━━━ Data to use ━━━
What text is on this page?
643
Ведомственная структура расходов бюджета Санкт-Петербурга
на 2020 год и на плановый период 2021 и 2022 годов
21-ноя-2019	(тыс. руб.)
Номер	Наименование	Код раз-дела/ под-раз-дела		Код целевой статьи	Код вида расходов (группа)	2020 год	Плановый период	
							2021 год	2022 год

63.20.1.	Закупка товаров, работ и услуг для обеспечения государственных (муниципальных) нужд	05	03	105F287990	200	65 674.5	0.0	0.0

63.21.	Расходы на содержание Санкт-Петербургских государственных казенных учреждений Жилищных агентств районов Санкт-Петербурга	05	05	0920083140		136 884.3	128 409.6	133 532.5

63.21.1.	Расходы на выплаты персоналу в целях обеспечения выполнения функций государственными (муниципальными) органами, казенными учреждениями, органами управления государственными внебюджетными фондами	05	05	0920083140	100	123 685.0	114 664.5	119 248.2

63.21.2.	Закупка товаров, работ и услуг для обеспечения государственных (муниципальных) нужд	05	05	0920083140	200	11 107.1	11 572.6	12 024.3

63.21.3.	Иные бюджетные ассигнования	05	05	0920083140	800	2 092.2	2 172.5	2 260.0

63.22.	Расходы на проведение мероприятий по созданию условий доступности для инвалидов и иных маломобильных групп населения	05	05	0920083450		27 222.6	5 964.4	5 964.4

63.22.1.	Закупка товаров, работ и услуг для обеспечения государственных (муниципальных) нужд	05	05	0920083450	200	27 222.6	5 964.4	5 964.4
━━━
• [What the exercise asks]
Go through the records and gather the lines that hold "Закупка".

• [Answer to the exercise]
63.20.1.	Закупка товаров, работ и услуг для обеспечения государственных (муниципальных) нужд	05	03	105F287990	200	65 674.5	0.0	0.0
63.21.2.	Закупка товаров, работ и услуг для обеспечения государственных (муниципальных) нужд	05	05	0920083140	200	11 107.1	11 572.6	12 024.3
63.22.1.	Закупка товаров, работ и услуг для обеспечения государственных (муниципальных) нужд	05	05	0920083450	200	27 222.6	5 964.4	5 964.4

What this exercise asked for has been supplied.